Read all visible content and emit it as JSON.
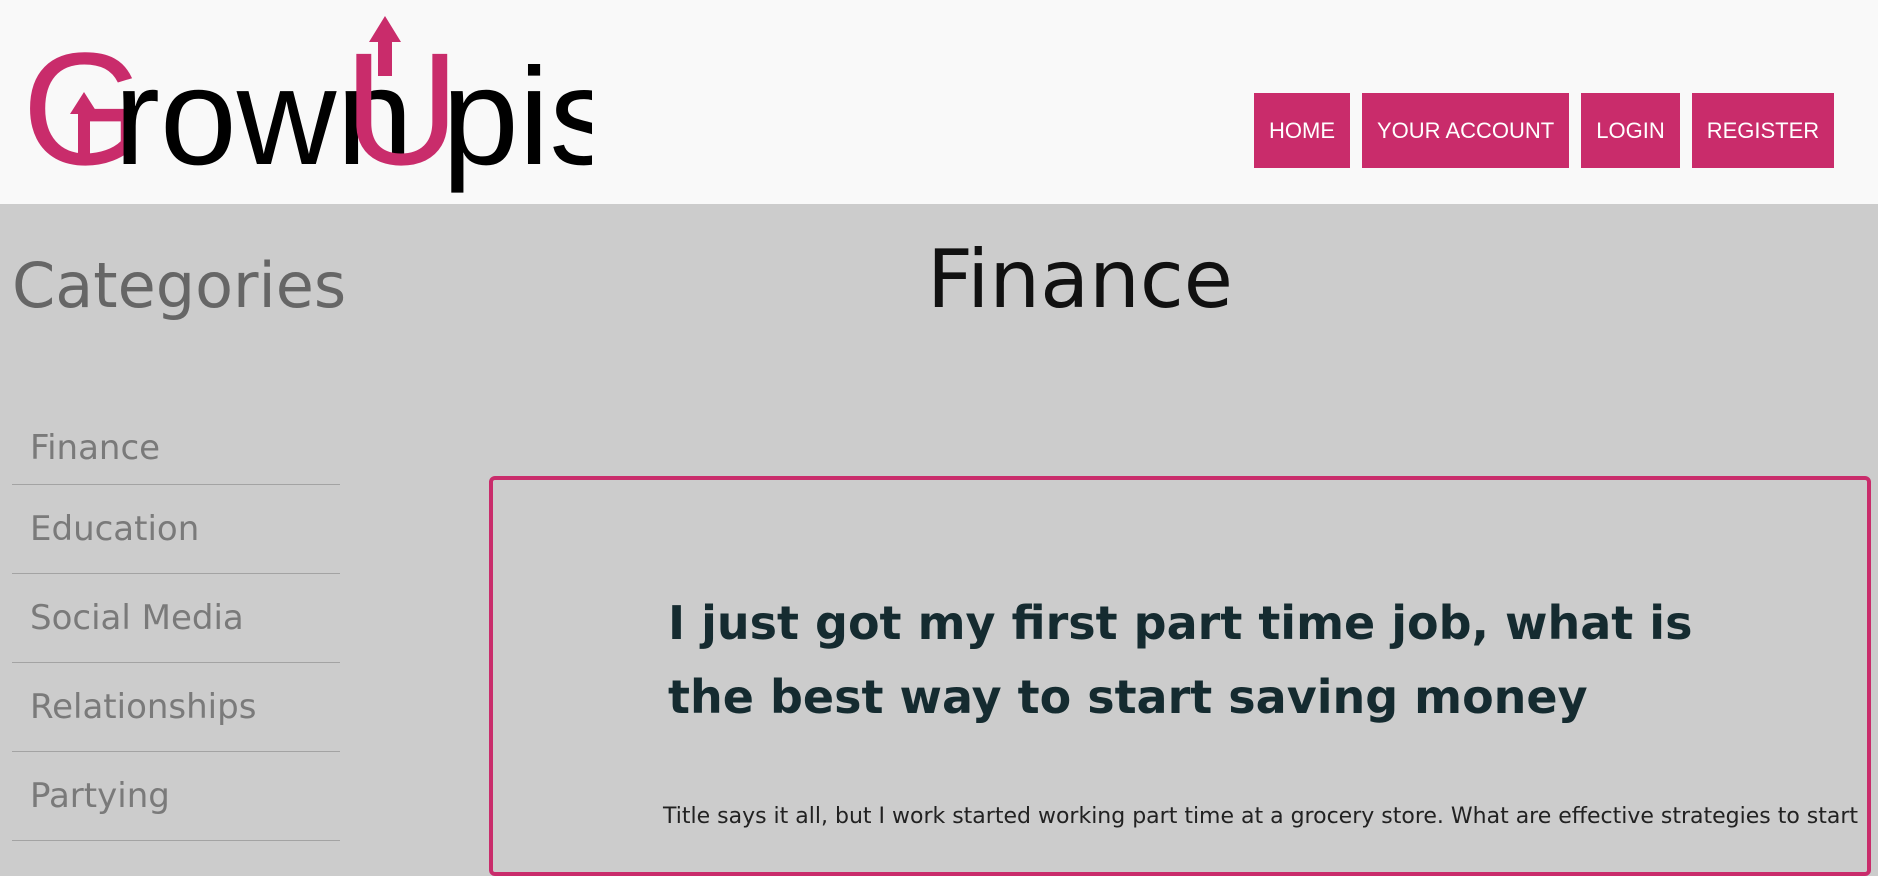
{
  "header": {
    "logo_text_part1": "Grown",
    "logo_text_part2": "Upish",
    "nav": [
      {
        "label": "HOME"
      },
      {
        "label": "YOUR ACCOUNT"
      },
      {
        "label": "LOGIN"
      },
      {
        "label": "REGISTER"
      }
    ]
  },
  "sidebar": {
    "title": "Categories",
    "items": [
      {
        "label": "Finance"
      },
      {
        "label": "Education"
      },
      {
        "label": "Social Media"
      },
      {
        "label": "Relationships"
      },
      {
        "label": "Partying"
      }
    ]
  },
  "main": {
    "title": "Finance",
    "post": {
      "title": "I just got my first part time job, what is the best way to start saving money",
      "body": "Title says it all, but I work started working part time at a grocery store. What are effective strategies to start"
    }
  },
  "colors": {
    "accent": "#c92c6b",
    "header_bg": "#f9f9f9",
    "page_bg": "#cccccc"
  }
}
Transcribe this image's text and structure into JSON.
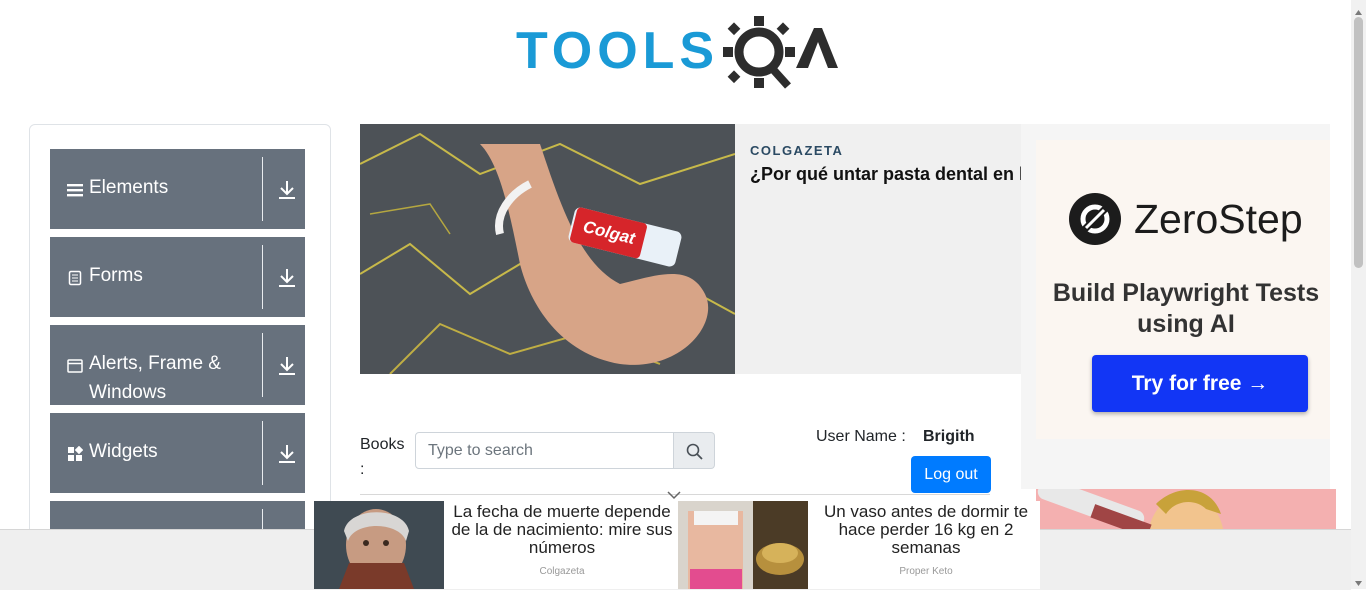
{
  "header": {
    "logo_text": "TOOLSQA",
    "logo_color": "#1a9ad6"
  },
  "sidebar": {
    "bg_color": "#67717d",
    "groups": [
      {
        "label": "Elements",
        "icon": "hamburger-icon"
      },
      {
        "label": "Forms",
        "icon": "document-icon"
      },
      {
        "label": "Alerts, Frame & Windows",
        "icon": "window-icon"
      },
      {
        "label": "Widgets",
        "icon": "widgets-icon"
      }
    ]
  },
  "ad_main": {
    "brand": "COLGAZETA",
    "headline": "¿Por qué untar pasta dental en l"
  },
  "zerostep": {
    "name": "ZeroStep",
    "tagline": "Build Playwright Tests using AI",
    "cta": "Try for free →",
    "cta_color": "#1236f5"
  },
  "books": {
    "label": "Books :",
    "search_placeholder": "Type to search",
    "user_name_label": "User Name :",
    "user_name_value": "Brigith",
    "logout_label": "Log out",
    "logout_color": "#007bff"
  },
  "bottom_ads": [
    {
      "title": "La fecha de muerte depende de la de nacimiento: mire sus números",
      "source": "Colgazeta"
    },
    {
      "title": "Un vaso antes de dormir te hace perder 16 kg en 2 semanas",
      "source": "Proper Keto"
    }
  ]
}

# # # # #

#### Exercise aim:
The data above should be repeated exactly, minus any pictures.

#### Full output:
Read all visible content and emit it as JSON.
{
  "header": {
    "logo_text_part1": "Grown",
    "logo_text_part2": "Upish",
    "nav": [
      {
        "label": "HOME"
      },
      {
        "label": "YOUR ACCOUNT"
      },
      {
        "label": "LOGIN"
      },
      {
        "label": "REGISTER"
      }
    ]
  },
  "sidebar": {
    "title": "Categories",
    "items": [
      {
        "label": "Finance"
      },
      {
        "label": "Education"
      },
      {
        "label": "Social Media"
      },
      {
        "label": "Relationships"
      },
      {
        "label": "Partying"
      }
    ]
  },
  "main": {
    "title": "Finance",
    "post": {
      "title": "I just got my first part time job, what is the best way to start saving money",
      "body": "Title says it all, but I work started working part time at a grocery store. What are effective strategies to start"
    }
  },
  "colors": {
    "accent": "#c92c6b",
    "header_bg": "#f9f9f9",
    "page_bg": "#cccccc"
  }
}
Transcribe this image's text and structure into JSON.
{
  "header": {
    "logo_text": "TOOLSQA",
    "logo_color": "#1a9ad6"
  },
  "sidebar": {
    "bg_color": "#67717d",
    "groups": [
      {
        "label": "Elements",
        "icon": "hamburger-icon"
      },
      {
        "label": "Forms",
        "icon": "document-icon"
      },
      {
        "label": "Alerts, Frame & Windows",
        "icon": "window-icon"
      },
      {
        "label": "Widgets",
        "icon": "widgets-icon"
      }
    ]
  },
  "ad_main": {
    "brand": "COLGAZETA",
    "headline": "¿Por qué untar pasta dental en l"
  },
  "zerostep": {
    "name": "ZeroStep",
    "tagline": "Build Playwright Tests using AI",
    "cta": "Try for free →",
    "cta_color": "#1236f5"
  },
  "books": {
    "label": "Books :",
    "search_placeholder": "Type to search",
    "user_name_label": "User Name :",
    "user_name_value": "Brigith",
    "logout_label": "Log out",
    "logout_color": "#007bff"
  },
  "bottom_ads": [
    {
      "title": "La fecha de muerte depende de la de nacimiento: mire sus números",
      "source": "Colgazeta"
    },
    {
      "title": "Un vaso antes de dormir te hace perder 16 kg en 2 semanas",
      "source": "Proper Keto"
    }
  ]
}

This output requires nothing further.